▸ WORK REQUIRED: Without including any images, repeat the data exactly.

▸ RECORDS SUPPLIED:
— BEGIN —

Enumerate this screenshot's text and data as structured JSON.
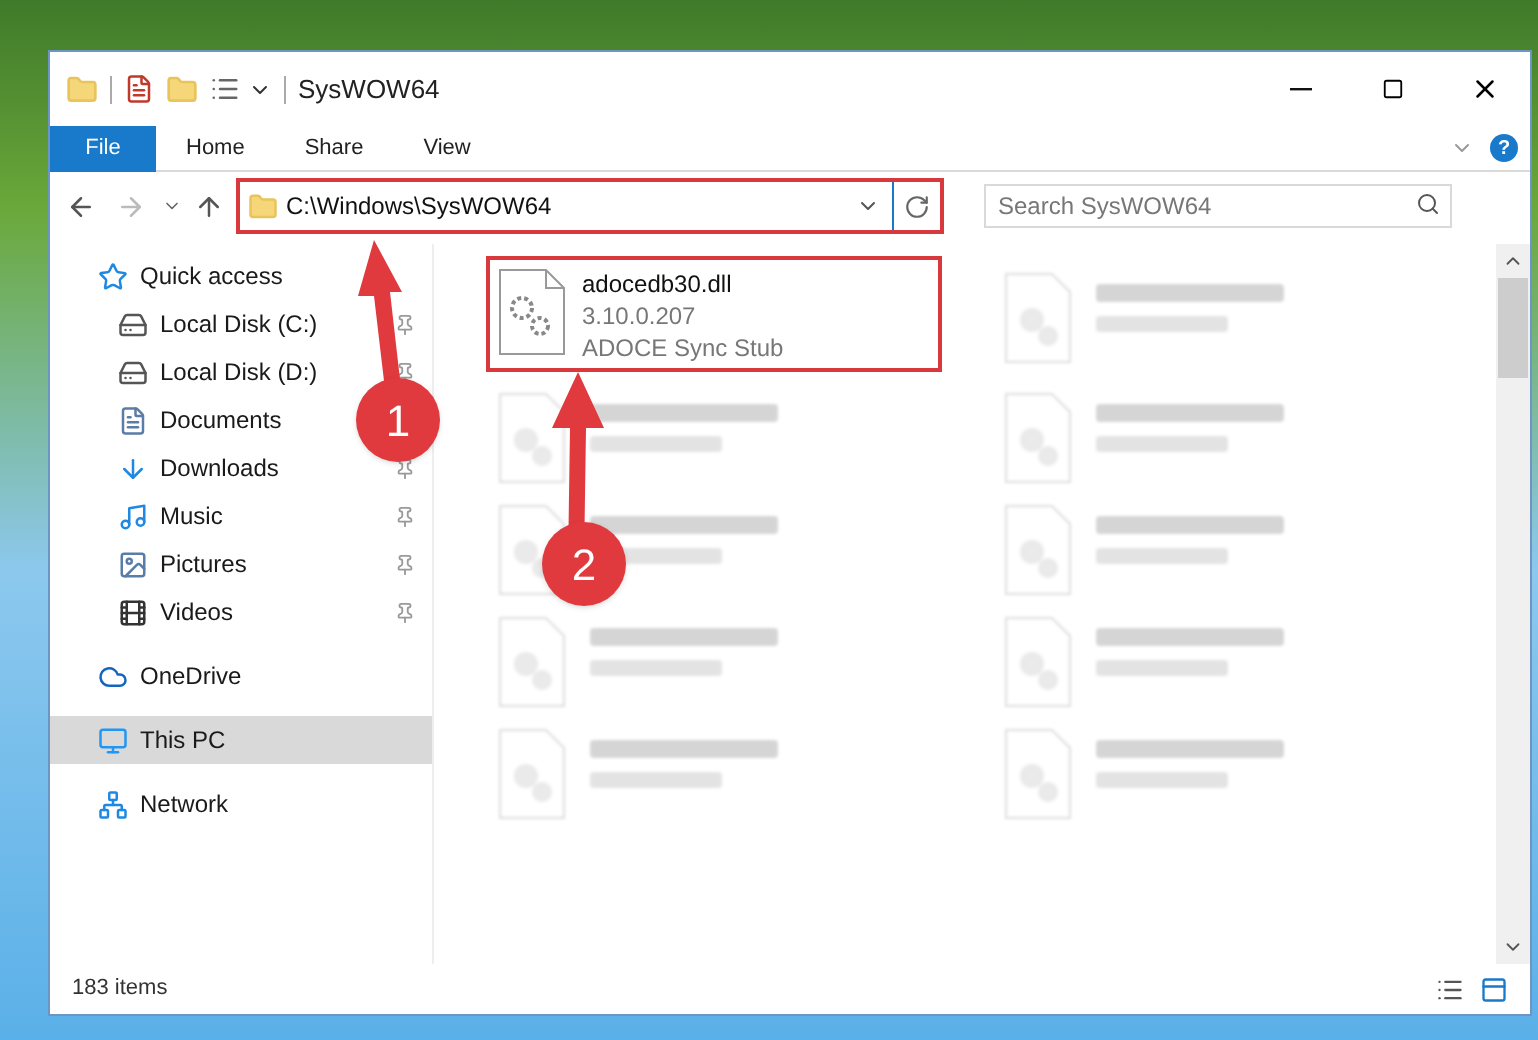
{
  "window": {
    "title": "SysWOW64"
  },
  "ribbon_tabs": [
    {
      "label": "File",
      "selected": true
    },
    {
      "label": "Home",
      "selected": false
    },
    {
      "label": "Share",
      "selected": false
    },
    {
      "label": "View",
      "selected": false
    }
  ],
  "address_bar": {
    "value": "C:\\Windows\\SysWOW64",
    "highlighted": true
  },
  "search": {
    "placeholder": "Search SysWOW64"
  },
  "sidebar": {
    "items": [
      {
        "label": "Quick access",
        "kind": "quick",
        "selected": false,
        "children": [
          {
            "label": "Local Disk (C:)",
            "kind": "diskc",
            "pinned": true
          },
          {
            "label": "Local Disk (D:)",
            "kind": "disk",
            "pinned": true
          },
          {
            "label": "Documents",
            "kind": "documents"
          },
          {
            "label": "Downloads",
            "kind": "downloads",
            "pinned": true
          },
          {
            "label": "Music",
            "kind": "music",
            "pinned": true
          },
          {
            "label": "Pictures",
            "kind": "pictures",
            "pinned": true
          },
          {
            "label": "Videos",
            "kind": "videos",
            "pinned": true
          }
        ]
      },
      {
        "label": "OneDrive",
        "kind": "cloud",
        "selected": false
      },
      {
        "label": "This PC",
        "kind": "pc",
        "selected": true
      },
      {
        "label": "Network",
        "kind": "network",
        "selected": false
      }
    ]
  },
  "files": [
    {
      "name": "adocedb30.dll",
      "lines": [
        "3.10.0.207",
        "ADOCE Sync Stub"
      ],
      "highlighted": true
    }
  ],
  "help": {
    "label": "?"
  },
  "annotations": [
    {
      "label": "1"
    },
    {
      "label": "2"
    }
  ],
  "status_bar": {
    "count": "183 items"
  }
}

— END —

▸ OUTPUT FOR THIS EXERCISE:
Enumerate this screenshot's text and data as structured JSON.
{
  "window": {
    "title": "SysWOW64"
  },
  "ribbon_tabs": [
    {
      "label": "File",
      "selected": true
    },
    {
      "label": "Home",
      "selected": false
    },
    {
      "label": "Share",
      "selected": false
    },
    {
      "label": "View",
      "selected": false
    }
  ],
  "address_bar": {
    "value": "C:\\Windows\\SysWOW64",
    "highlighted": true
  },
  "search": {
    "placeholder": "Search SysWOW64"
  },
  "sidebar": {
    "items": [
      {
        "label": "Quick access",
        "kind": "quick",
        "selected": false,
        "children": [
          {
            "label": "Local Disk (C:)",
            "kind": "diskc",
            "pinned": true
          },
          {
            "label": "Local Disk (D:)",
            "kind": "disk",
            "pinned": true
          },
          {
            "label": "Documents",
            "kind": "documents"
          },
          {
            "label": "Downloads",
            "kind": "downloads",
            "pinned": true
          },
          {
            "label": "Music",
            "kind": "music",
            "pinned": true
          },
          {
            "label": "Pictures",
            "kind": "pictures",
            "pinned": true
          },
          {
            "label": "Videos",
            "kind": "videos",
            "pinned": true
          }
        ]
      },
      {
        "label": "OneDrive",
        "kind": "cloud",
        "selected": false
      },
      {
        "label": "This PC",
        "kind": "pc",
        "selected": true
      },
      {
        "label": "Network",
        "kind": "network",
        "selected": false
      }
    ]
  },
  "files": [
    {
      "name": "adocedb30.dll",
      "lines": [
        "3.10.0.207",
        "ADOCE Sync Stub"
      ],
      "highlighted": true
    }
  ],
  "help": {
    "label": "?"
  },
  "annotations": [
    {
      "label": "1"
    },
    {
      "label": "2"
    }
  ],
  "status_bar": {
    "count": "183 items"
  }
}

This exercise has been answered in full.